• Exercise set
• 1. From the Lyceum article below, set down the part from "Running alongside this, L20" to "a new record." word for word.
• 2. Translate this sentence from the Lyceum article below into Spanish: "Two other adaptations by Greig have fared similarly well."
• 3. Keep writing the Lyceum article below, picking up after its last sentence.

Neil Cooper

Today’s announcement that David Greig will be staying on as artistic director of the Royal Lyceum Theatre in Edinburgh has made for a bright start to the theatrical year. This is even before Isobel McArthur’s audacious reimagining of Jane Austen in Pride and Prejudice* (*sort of) opens later this month. In his first interview since signing a new contract following four successful years, the visionary playwright and director has plenty of other news to share.

This includes the appointment of Zinnie Harris as a new associate director for the theatre, which will see the writer and director of her extraordinary John Webster adaptation, The Duchess [of Malfi] join fellow associate Wils Wilson on the artistic team alongside Greig. As well as this, with support from Creative Scotland, the Lyceum will host a fellowship for a writer in residence with the Lyceum Youth Theatre for seven months, with the focus on work for children and young people.

Running alongside this, L20 is a radical new artists’ attachment scheme designed to support the development of theatre artists from a breadth of experience, backgrounds and disciplines. With applications opening in March, the initiative will prioritise those from under-represented backgrounds, and in the pilot year will focus on artists from Edinburgh. As if this wasn’t enough to see in the new year, the Lyceum’s festive show, An Edinburgh Christmas Carol, has just broken a new record.

“It’s the biggest selling Christmas show the Lyceum has ever had,” Greig says of Tony Cownie’s local reimagining of Charles Dickens’ classic, with more than 35,000 people seeing the show. “I can’t tell you how much of the Christmas spirit that fills you up with. It just totally sets you up for the next year. It was a really good show, it was an Edinburgh show, it was a Lyceum company show, and it made people happy, and all of that made me proud.”

The success of An Edinburgh Christmas Carol is the latest big-hitter in Greig’s tenure, and comes at a time when the Lyceum has managed to expand its range and geographical reach despite its public funding remaining at a standstill. In the last year alone, his musical adaptation of Bill Forsyth’s classic feel-good film, Local Hero, similarly broke box office records, and will shortly open at the Old Vic in London.

Two other adaptations by Greig have fared similarly well. Greig’s version of Polish writer Stanislaw Lem’s science fiction novel, Solaris, co-produced with Melbourne’s Malthouse Theatre, transferred to the Lyric, Hammersmith, while his version of Joe Simpson’s memoir, Touching the Void, had a sell-out run and went to the West End. Pride and Prejudice* (*sort of), meanwhile, presented in co-production with the Tron Theatre, Glasgow and the Blood of the Young company, has already toured main stages across the UK following its initial Glasgow run in 2018. As a template for the Lyceum’s long-term future, this is a pretty solid base to start from.

“If there’s going to be a producing theatre in Edinburgh in fifty years’ time, we have to build for that now,” says Greig. “I’m really happy about signing up for another five years, because I’m just beginning to get a sense of what we can do and seeing the potential of the model we’re using, and at the same time being able to see that there’s a job to do. In the next five years we have to lay the foundations for the company to be able to continue to exist. The Lyceum has done great work over the last fifty years, but having years of standstill funding makes a huge difference to what you can do. My response to that is to take a negative and turn it into a positive, to do our own work, but to tour, to co-produce and to do commercial work.

• Rows
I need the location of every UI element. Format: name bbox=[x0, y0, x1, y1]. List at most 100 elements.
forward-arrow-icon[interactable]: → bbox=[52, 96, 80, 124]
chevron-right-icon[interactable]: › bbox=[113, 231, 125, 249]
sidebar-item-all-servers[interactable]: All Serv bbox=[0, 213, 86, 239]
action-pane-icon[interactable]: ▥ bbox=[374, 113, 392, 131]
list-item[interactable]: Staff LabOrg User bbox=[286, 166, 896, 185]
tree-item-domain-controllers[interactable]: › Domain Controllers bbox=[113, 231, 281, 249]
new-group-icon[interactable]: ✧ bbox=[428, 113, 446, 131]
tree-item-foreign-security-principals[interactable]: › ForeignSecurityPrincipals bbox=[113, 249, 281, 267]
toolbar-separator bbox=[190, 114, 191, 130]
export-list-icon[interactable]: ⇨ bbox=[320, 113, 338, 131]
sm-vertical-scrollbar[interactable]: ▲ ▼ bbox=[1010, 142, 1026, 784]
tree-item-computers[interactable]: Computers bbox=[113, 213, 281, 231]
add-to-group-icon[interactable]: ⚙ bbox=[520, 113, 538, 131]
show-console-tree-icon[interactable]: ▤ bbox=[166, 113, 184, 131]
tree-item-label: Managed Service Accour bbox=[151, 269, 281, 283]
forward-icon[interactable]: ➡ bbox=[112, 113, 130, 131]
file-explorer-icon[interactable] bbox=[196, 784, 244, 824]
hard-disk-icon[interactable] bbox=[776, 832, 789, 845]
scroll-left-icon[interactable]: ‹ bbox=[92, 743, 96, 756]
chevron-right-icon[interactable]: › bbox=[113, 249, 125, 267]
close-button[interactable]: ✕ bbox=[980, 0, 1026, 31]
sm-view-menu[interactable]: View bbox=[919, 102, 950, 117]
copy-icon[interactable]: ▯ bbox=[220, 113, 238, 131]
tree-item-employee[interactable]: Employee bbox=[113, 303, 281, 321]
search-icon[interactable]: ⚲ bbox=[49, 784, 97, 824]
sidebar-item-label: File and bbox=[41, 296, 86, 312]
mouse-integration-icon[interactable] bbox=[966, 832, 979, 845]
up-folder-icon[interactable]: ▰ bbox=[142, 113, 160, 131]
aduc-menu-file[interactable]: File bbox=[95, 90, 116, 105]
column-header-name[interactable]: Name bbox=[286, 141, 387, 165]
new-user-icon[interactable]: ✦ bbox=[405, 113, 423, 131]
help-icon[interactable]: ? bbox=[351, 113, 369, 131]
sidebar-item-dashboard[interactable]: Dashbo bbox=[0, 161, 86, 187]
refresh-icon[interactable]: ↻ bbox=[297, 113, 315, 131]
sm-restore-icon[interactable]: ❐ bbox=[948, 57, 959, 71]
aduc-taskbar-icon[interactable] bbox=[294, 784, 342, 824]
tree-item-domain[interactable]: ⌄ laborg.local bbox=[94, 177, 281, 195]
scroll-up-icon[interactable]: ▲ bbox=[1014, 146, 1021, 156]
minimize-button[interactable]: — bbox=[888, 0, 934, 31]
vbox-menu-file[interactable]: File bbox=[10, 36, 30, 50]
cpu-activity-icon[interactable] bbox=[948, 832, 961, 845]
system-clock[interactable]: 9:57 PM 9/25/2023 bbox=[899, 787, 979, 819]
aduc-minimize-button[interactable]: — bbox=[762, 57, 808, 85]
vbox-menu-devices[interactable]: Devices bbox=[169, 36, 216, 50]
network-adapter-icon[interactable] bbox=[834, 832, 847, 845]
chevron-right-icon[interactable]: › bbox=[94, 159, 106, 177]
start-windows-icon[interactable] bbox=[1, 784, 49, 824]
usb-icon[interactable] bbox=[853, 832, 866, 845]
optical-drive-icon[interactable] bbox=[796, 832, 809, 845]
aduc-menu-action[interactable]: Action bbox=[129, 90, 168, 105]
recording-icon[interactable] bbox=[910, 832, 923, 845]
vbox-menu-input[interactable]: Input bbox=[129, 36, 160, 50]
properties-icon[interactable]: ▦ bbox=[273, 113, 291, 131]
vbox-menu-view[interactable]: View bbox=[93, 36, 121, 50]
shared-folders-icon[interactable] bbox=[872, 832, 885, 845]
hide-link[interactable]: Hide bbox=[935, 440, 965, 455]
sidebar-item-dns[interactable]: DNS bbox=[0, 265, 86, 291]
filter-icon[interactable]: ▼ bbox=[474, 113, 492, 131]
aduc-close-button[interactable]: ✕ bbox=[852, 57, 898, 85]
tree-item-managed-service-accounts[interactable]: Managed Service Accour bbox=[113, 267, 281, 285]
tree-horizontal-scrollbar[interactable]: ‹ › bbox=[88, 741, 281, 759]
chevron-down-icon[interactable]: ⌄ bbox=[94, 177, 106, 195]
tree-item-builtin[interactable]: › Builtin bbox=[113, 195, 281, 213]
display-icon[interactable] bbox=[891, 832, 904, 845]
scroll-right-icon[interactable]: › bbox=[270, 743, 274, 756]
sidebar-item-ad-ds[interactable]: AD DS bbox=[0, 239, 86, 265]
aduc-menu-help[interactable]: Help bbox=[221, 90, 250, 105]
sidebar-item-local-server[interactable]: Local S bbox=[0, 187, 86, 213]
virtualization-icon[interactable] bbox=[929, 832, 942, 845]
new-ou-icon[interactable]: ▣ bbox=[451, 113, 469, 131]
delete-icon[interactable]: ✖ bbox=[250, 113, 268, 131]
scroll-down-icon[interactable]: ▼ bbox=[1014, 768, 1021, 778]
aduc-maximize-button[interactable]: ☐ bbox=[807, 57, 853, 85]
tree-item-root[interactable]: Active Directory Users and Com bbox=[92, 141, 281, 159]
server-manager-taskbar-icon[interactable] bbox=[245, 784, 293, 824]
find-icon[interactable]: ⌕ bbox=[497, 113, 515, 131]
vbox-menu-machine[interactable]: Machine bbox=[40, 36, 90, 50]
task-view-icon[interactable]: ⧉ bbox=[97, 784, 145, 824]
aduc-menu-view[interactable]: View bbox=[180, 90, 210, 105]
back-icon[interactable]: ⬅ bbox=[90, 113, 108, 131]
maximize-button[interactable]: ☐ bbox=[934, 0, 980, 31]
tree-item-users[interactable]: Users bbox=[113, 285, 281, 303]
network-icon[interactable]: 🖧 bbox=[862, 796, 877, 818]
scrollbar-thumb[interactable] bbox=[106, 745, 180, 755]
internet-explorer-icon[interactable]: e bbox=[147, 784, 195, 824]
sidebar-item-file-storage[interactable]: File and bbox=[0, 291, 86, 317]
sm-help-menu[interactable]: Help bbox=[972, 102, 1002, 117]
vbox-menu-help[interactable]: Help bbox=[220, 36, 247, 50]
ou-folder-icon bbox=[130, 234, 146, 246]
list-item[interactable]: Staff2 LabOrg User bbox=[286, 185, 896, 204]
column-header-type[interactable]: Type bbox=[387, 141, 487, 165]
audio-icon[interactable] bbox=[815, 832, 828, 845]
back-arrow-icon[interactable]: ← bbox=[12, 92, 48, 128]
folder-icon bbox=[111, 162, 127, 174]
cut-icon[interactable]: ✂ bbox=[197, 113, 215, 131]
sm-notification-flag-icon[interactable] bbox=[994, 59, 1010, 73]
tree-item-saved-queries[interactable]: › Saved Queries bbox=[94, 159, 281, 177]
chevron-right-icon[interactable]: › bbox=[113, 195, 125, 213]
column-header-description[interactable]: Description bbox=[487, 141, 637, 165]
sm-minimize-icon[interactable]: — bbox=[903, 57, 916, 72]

• Answers for this exercise
• 1.
Running alongside this, L20 is a radical new artists’ attachment scheme designed to support the development of theatre artists from a breadth of experience, backgrounds and disciplines. With applications opening in March, the initiative will prioritise those from under-represented backgrounds, and in the pilot year will focus on artists from Edinburgh. As if this wasn’t enough to see in the new year, the Lyceum’s festive show, An Edinburgh Christmas Carol, has just broken a new record.

• 2. Otras dos adaptaciones de Greig han tenido un éxito similar.

• 3.
“So this year there’s been a lot of activity, but it’s not been linear. We’ve also got lots of engagement work going on around the city, as well as work with our patrons, who do a huge amount. There’s also a lot of new work on the go, which takes two or three years to come through. It’s exciting trying to get big new Scottish plays onstage, and to break new talent as well. For the Lyceum to be a producing theatre in the city is a moral purpose, but you have to find ways to survive.”

With Harris and Wilson on board, Greig sees his associates as “two extraordinarily talented artists and thinkers about theatre. Zinnie is a writer and director who is creating a new form, really, and is doing it with blood, guts and passion. Wils is a different sort of visionary, who is always pushing the boundaries of what theatre can be. It would be easy to fall back on things that we know works, but everything Wils makes pushes us.”

The Lyceum Youth Theatre appointment looks set to galvanise another success story.

“LYT has been running for twenty years,” says Greig, “and the people who’ve come through it, like Sam Heughan and Nicola Roy is incredible. It’s a great resource, and I really want to expand the work it does. By bringing a writer in residence in and exposing the company to more new writing, I hope that will open things up even more.”

L20 looks set to be an even bigger creative melting pot. “I want to bring together a gang of artists of all kinds,” says Greig, and offer them a year-long connection to the theatre, where they can work together and hang out and learn all the different aspects of what goes on. Things will happen.”

With the announcement of the Lyceum’s 2020/2021 season pending, Greig’s confidence flies in the face of current austerity culture.

“What I’m excited about when I look at the next five years, is that we can look at all the problems, and we have to make theatre that’s not just for people who like theatre. Then, with L20 and everything else, we can help bring up a new generation of actors and theatre-makers, so we’re making theatre for the future.”